Exercise instructions> All of the data must be printed exactly; please include every line.

Excerpted records>
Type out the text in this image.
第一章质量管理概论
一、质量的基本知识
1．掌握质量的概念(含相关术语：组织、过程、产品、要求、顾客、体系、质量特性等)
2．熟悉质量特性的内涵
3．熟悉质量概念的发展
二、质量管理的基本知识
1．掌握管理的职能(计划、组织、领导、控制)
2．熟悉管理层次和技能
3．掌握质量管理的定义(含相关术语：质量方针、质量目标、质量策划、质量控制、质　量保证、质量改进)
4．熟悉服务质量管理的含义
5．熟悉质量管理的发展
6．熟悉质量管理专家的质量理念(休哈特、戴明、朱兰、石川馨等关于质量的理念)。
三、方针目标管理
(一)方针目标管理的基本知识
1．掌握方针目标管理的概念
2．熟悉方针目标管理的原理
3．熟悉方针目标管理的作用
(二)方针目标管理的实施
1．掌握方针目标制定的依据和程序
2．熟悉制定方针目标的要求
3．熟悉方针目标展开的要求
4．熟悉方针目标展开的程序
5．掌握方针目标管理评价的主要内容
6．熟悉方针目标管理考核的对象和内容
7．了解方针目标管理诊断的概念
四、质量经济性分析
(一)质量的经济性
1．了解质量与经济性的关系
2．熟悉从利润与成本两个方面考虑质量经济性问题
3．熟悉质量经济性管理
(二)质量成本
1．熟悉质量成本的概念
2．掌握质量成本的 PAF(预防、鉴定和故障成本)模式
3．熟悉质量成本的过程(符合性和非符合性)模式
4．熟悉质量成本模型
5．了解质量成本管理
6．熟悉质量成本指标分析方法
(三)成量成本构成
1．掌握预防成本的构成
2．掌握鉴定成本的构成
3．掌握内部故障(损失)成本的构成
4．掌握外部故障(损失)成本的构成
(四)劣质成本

Exercise solution>
Type out the text in this image.
第一章质量管理概论
一、质量的基本知识
1．掌握质量的概念(含相关术语：组织、过程、产品、要求、顾客、体系、质量特性等)
2．熟悉质量特性的内涵
3．熟悉质量概念的发展
二、质量管理的基本知识
1．掌握管理的职能(计划、组织、领导、控制)
2．熟悉管理层次和技能
3．掌握质量管理的定义(含相关术语：质量方针、质量目标、质量策划、质量控制、质　量保证、质量改进)
4．熟悉服务质量管理的含义
5．熟悉质量管理的发展
6．熟悉质量管理专家的质量理念(休哈特、戴明、朱兰、石川馨等关于质量的理念)。
三、方针目标管理
(一)方针目标管理的基本知识
1．掌握方针目标管理的概念
2．熟悉方针目标管理的原理
3．熟悉方针目标管理的作用
(二)方针目标管理的实施
1．掌握方针目标制定的依据和程序
2．熟悉制定方针目标的要求
3．熟悉方针目标展开的要求
4．熟悉方针目标展开的程序
5．掌握方针目标管理评价的主要内容
6．熟悉方针目标管理考核的对象和内容
7．了解方针目标管理诊断的概念
四、质量经济性分析
(一)质量的经济性
1．了解质量与经济性的关系
2．熟悉从利润与成本两个方面考虑质量经济性问题
3．熟悉质量经济性管理
(二)质量成本
1．熟悉质量成本的概念
2．掌握质量成本的 PAF(预防、鉴定和故障成本)模式
3．熟悉质量成本的过程(符合性和非符合性)模式
4．熟悉质量成本模型
5．了解质量成本管理
6．熟悉质量成本指标分析方法
(三)成量成本构成
1．掌握预防成本的构成
2．掌握鉴定成本的构成
3．掌握内部故障(损失)成本的构成
4．掌握外部故障(损失)成本的构成
(四)劣质成本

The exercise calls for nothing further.